• [Given records]
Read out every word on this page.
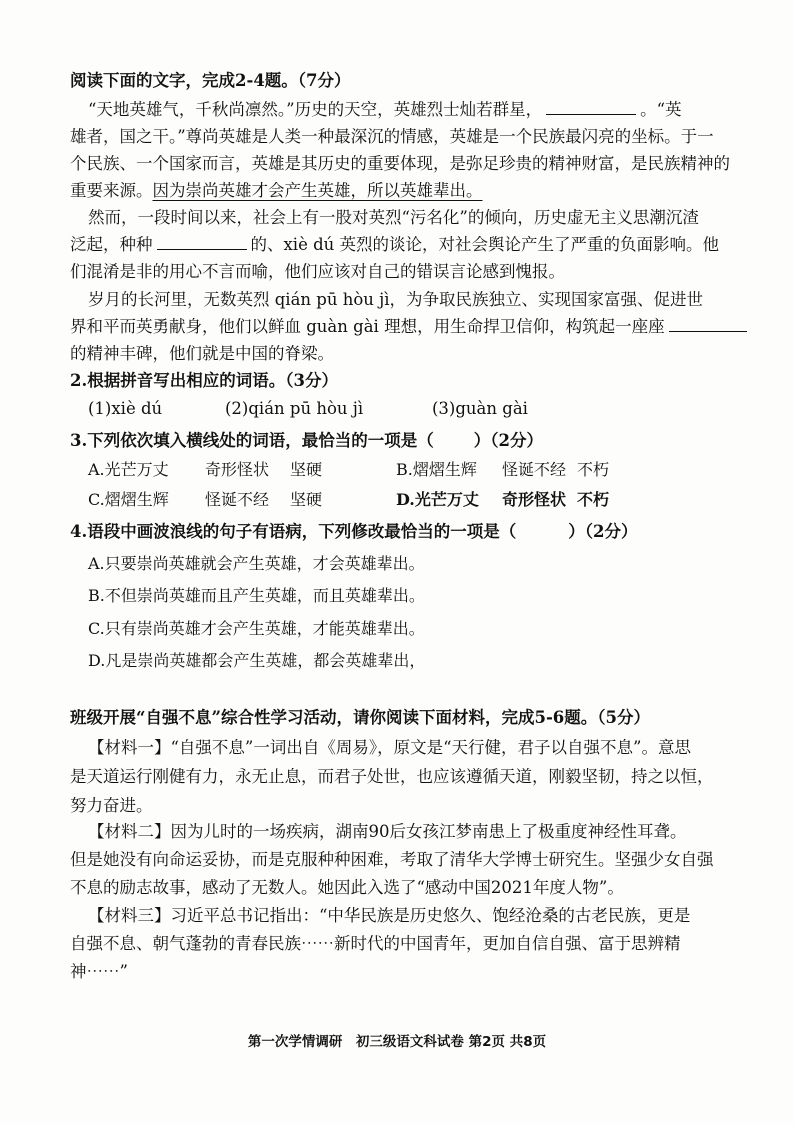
阅读下面的文字，完成2-4题。（7分）
“天地英雄气，千秋尚凛然。”历史的天空，英雄烈士灿若群星，	。“英
雄者，国之干。”尊尚英雄是人类一种最深沉的情感，英雄是一个民族最闪亮的坐标。于一
个民族、一个国家而言，英雄是其历史的重要体现，是弥足珍贵的精神财富，是民族精神的
重要来源。因为崇尚英雄才会产生英雄，所以英雄辈出。
然而，一段时间以来，社会上有一股对英烈“污名化”的倾向，历史虚无主义思潮沉渣
泛起，种种	的、xiè dú 英烈的谈论，对社会舆论产生了严重的负面影响。他
们混淆是非的用心不言而喻，他们应该对自己的错误言论感到愧报。
岁月的长河里，无数英烈 qián pū hòu jì，为争取民族独立、实现国家富强、促进世
界和平而英勇献身，他们以鲜血 guàn gài 理想，用生命捍卫信仰，构筑起一座座
的精神丰碑，他们就是中国的脊梁。
2.根据拼音写出相应的词语。（3分）
(1)xiè dú	(2)qián pū hòu jì	(3)guàn gài
3.下列依次填入横线处的词语，最恰当的一项是（ ）（2分）
A.光芒万丈 奇形怪状 坚硬	B.熠熠生辉 怪诞不经 不朽
C.熠熠生辉 怪诞不经 坚硬	D.光芒万丈 奇形怪状 不朽
4.语段中画波浪线的句子有语病，下列修改最恰当的一项是（	）（2分）
A.只要崇尚英雄就会产生英雄，才会英雄辈出。
B.不但崇尚英雄而且产生英雄，而且英雄辈出。
C.只有崇尚英雄才会产生英雄，才能英雄辈出。
D.凡是崇尚英雄都会产生英雄，都会英雄辈出，
班级开展“自强不息”综合性学习活动，请你阅读下面材料，完成5-6题。（5分）
【材料一】“自强不息”一词出自《周易》，原文是“天行健，君子以自强不息”。意思
是天道运行刚健有力，永无止息，而君子处世，也应该遵循天道，刚毅坚韧，持之以恒，
努力奋进。
【材料二】因为儿时的一场疾病，湖南90后女孩江梦南患上了极重度神经性耳聋。
但是她没有向命运妥协，而是克服种种困难，考取了清华大学博士研究生。坚强少女自强
不息的励志故事，感动了无数人。她因此入选了“感动中国2021年度人物”。
【材料三】习近平总书记指出：“中华民族是历史悠久、饱经沧桑的古老民族，更是
自强不息、朝气蓬勃的青春民族⋯⋯新时代的中国青年，更加自信自强、富于思辨精
神⋯⋯”
第一次学情调研　初三级语文科试卷 第2页 共8页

• [Your goal] Transcribe every entry word for word, but omit the pictures.

• [Solution for this task]
Read out every word on this page.
阅读下面的文字，完成2-4题。（7分）
“天地英雄气，千秋尚凛然。”历史的天空，英雄烈士灿若群星，	。“英
雄者，国之干。”尊尚英雄是人类一种最深沉的情感，英雄是一个民族最闪亮的坐标。于一
个民族、一个国家而言，英雄是其历史的重要体现，是弥足珍贵的精神财富，是民族精神的
重要来源。因为崇尚英雄才会产生英雄，所以英雄辈出。
然而，一段时间以来，社会上有一股对英烈“污名化”的倾向，历史虚无主义思潮沉渣
泛起，种种	的、xiè dú 英烈的谈论，对社会舆论产生了严重的负面影响。他
们混淆是非的用心不言而喻，他们应该对自己的错误言论感到愧报。
岁月的长河里，无数英烈 qián pū hòu jì，为争取民族独立、实现国家富强、促进世
界和平而英勇献身，他们以鲜血 guàn gài 理想，用生命捍卫信仰，构筑起一座座
的精神丰碑，他们就是中国的脊梁。
2.根据拼音写出相应的词语。（3分）
(1)xiè dú	(2)qián pū hòu jì	(3)guàn gài
3.下列依次填入横线处的词语，最恰当的一项是（ ）（2分）
A.光芒万丈 奇形怪状 坚硬	B.熠熠生辉 怪诞不经 不朽
C.熠熠生辉 怪诞不经 坚硬	D.光芒万丈 奇形怪状 不朽
4.语段中画波浪线的句子有语病，下列修改最恰当的一项是（	）（2分）
A.只要崇尚英雄就会产生英雄，才会英雄辈出。
B.不但崇尚英雄而且产生英雄，而且英雄辈出。
C.只有崇尚英雄才会产生英雄，才能英雄辈出。
D.凡是崇尚英雄都会产生英雄，都会英雄辈出，
班级开展“自强不息”综合性学习活动，请你阅读下面材料，完成5-6题。（5分）
【材料一】“自强不息”一词出自《周易》，原文是“天行健，君子以自强不息”。意思
是天道运行刚健有力，永无止息，而君子处世，也应该遵循天道，刚毅坚韧，持之以恒，
努力奋进。
【材料二】因为儿时的一场疾病，湖南90后女孩江梦南患上了极重度神经性耳聋。
但是她没有向命运妥协，而是克服种种困难，考取了清华大学博士研究生。坚强少女自强
不息的励志故事，感动了无数人。她因此入选了“感动中国2021年度人物”。
【材料三】习近平总书记指出：“中华民族是历史悠久、饱经沧桑的古老民族，更是
自强不息、朝气蓬勃的青春民族⋯⋯新时代的中国青年，更加自信自强、富于思辨精
神⋯⋯”
第一次学情调研　初三级语文科试卷 第2页 共8页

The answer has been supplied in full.